• **Exercise description**
All entries should be output exactly as they stand.

[Collection entries]
##############################
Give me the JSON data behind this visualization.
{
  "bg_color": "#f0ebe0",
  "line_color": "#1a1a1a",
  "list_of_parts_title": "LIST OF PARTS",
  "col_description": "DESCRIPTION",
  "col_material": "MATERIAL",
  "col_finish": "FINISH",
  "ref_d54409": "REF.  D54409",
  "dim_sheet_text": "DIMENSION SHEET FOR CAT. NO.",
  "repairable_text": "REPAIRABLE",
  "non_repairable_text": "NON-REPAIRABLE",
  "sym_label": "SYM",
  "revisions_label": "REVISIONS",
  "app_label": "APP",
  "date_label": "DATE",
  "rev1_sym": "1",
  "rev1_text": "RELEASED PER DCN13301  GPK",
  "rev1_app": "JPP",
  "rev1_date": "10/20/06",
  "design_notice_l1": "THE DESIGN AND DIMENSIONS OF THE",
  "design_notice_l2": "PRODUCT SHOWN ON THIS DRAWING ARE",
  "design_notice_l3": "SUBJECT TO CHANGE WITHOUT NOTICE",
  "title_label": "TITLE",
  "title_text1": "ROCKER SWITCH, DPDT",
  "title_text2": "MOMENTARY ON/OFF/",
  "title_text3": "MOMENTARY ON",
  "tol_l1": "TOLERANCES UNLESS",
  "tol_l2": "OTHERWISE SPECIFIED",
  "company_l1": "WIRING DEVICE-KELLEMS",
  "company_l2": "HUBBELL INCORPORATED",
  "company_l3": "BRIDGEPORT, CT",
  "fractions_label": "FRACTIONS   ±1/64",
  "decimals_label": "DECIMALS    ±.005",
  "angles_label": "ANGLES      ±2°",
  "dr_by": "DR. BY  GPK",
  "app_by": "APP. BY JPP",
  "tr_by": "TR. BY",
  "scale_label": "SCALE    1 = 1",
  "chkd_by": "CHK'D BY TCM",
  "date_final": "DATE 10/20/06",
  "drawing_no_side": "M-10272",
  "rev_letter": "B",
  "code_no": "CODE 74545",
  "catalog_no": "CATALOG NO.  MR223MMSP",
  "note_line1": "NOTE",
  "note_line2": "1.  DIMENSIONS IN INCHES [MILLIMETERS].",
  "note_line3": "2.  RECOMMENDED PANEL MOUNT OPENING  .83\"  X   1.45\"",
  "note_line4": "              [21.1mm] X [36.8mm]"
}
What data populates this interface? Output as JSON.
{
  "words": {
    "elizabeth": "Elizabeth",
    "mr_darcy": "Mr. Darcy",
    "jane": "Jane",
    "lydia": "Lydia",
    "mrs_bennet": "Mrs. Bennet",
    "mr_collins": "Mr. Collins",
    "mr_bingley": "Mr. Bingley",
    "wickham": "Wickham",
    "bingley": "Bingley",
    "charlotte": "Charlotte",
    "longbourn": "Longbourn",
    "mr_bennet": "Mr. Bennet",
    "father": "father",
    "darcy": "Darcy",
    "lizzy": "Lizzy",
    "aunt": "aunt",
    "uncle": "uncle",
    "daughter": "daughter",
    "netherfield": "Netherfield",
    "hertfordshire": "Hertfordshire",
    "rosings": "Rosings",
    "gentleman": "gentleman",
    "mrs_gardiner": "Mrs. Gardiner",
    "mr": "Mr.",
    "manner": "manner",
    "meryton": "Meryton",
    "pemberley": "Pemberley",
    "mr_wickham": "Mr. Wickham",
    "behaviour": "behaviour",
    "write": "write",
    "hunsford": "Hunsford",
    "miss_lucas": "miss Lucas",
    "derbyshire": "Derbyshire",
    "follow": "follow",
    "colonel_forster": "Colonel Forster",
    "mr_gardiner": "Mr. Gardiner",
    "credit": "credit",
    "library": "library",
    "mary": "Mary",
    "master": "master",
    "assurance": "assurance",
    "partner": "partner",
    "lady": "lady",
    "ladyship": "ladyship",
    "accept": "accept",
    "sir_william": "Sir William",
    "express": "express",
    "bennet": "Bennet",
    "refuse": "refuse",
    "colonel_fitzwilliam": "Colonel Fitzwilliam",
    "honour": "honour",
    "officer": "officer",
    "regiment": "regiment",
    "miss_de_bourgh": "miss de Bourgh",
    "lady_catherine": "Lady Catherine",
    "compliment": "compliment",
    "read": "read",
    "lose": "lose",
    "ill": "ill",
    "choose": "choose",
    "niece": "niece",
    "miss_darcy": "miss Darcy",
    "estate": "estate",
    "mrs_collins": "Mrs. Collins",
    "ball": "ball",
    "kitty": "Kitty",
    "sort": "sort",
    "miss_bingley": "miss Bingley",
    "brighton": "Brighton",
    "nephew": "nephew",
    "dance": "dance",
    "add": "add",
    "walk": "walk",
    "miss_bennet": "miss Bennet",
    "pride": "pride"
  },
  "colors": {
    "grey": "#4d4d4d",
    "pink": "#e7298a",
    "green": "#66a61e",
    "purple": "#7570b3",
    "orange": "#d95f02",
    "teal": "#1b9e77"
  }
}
##############################
• **Result of the task**
Give me the JSON data behind this visualization.
{
  "bg_color": "#f0ebe0",
  "line_color": "#1a1a1a",
  "list_of_parts_title": "LIST OF PARTS",
  "col_description": "DESCRIPTION",
  "col_material": "MATERIAL",
  "col_finish": "FINISH",
  "ref_d54409": "REF.  D54409",
  "dim_sheet_text": "DIMENSION SHEET FOR CAT. NO.",
  "repairable_text": "REPAIRABLE",
  "non_repairable_text": "NON-REPAIRABLE",
  "sym_label": "SYM",
  "revisions_label": "REVISIONS",
  "app_label": "APP",
  "date_label": "DATE",
  "rev1_sym": "1",
  "rev1_text": "RELEASED PER DCN13301  GPK",
  "rev1_app": "JPP",
  "rev1_date": "10/20/06",
  "design_notice_l1": "THE DESIGN AND DIMENSIONS OF THE",
  "design_notice_l2": "PRODUCT SHOWN ON THIS DRAWING ARE",
  "design_notice_l3": "SUBJECT TO CHANGE WITHOUT NOTICE",
  "title_label": "TITLE",
  "title_text1": "ROCKER SWITCH, DPDT",
  "title_text2": "MOMENTARY ON/OFF/",
  "title_text3": "MOMENTARY ON",
  "tol_l1": "TOLERANCES UNLESS",
  "tol_l2": "OTHERWISE SPECIFIED",
  "company_l1": "WIRING DEVICE-KELLEMS",
  "company_l2": "HUBBELL INCORPORATED",
  "company_l3": "BRIDGEPORT, CT",
  "fractions_label": "FRACTIONS   ±1/64",
  "decimals_label": "DECIMALS    ±.005",
  "angles_label": "ANGLES      ±2°",
  "dr_by": "DR. BY  GPK",
  "app_by": "APP. BY JPP",
  "tr_by": "TR. BY",
  "scale_label": "SCALE    1 = 1",
  "chkd_by": "CHK'D BY TCM",
  "date_final": "DATE 10/20/06",
  "drawing_no_side": "M-10272",
  "rev_letter": "B",
  "code_no": "CODE 74545",
  "catalog_no": "CATALOG NO.  MR223MMSP",
  "note_line1": "NOTE",
  "note_line2": "1.  DIMENSIONS IN INCHES [MILLIMETERS].",
  "note_line3": "2.  RECOMMENDED PANEL MOUNT OPENING  .83\"  X   1.45\"",
  "note_line4": "              [21.1mm] X [36.8mm]"
}
What data populates this interface? Output as JSON.
{
  "words": {
    "elizabeth": "Elizabeth",
    "mr_darcy": "Mr. Darcy",
    "jane": "Jane",
    "lydia": "Lydia",
    "mrs_bennet": "Mrs. Bennet",
    "mr_collins": "Mr. Collins",
    "mr_bingley": "Mr. Bingley",
    "wickham": "Wickham",
    "bingley": "Bingley",
    "charlotte": "Charlotte",
    "longbourn": "Longbourn",
    "mr_bennet": "Mr. Bennet",
    "father": "father",
    "darcy": "Darcy",
    "lizzy": "Lizzy",
    "aunt": "aunt",
    "uncle": "uncle",
    "daughter": "daughter",
    "netherfield": "Netherfield",
    "hertfordshire": "Hertfordshire",
    "rosings": "Rosings",
    "gentleman": "gentleman",
    "mrs_gardiner": "Mrs. Gardiner",
    "mr": "Mr.",
    "manner": "manner",
    "meryton": "Meryton",
    "pemberley": "Pemberley",
    "mr_wickham": "Mr. Wickham",
    "behaviour": "behaviour",
    "write": "write",
    "hunsford": "Hunsford",
    "miss_lucas": "miss Lucas",
    "derbyshire": "Derbyshire",
    "follow": "follow",
    "colonel_forster": "Colonel Forster",
    "mr_gardiner": "Mr. Gardiner",
    "credit": "credit",
    "library": "library",
    "mary": "Mary",
    "master": "master",
    "assurance": "assurance",
    "partner": "partner",
    "lady": "lady",
    "ladyship": "ladyship",
    "accept": "accept",
    "sir_william": "Sir William",
    "express": "express",
    "bennet": "Bennet",
    "refuse": "refuse",
    "colonel_fitzwilliam": "Colonel Fitzwilliam",
    "honour": "honour",
    "officer": "officer",
    "regiment": "regiment",
    "miss_de_bourgh": "miss de Bourgh",
    "lady_catherine": "Lady Catherine",
    "compliment": "compliment",
    "read": "read",
    "lose": "lose",
    "ill": "ill",
    "choose": "choose",
    "niece": "niece",
    "miss_darcy": "miss Darcy",
    "estate": "estate",
    "mrs_collins": "Mrs. Collins",
    "ball": "ball",
    "kitty": "Kitty",
    "sort": "sort",
    "miss_bingley": "miss Bingley",
    "brighton": "Brighton",
    "nephew": "nephew",
    "dance": "dance",
    "add": "add",
    "walk": "walk",
    "miss_bennet": "miss Bennet",
    "pride": "pride"
  },
  "colors": {
    "grey": "#4d4d4d",
    "pink": "#e7298a",
    "green": "#66a61e",
    "purple": "#7570b3",
    "orange": "#d95f02",
    "teal": "#1b9e77"
  }
}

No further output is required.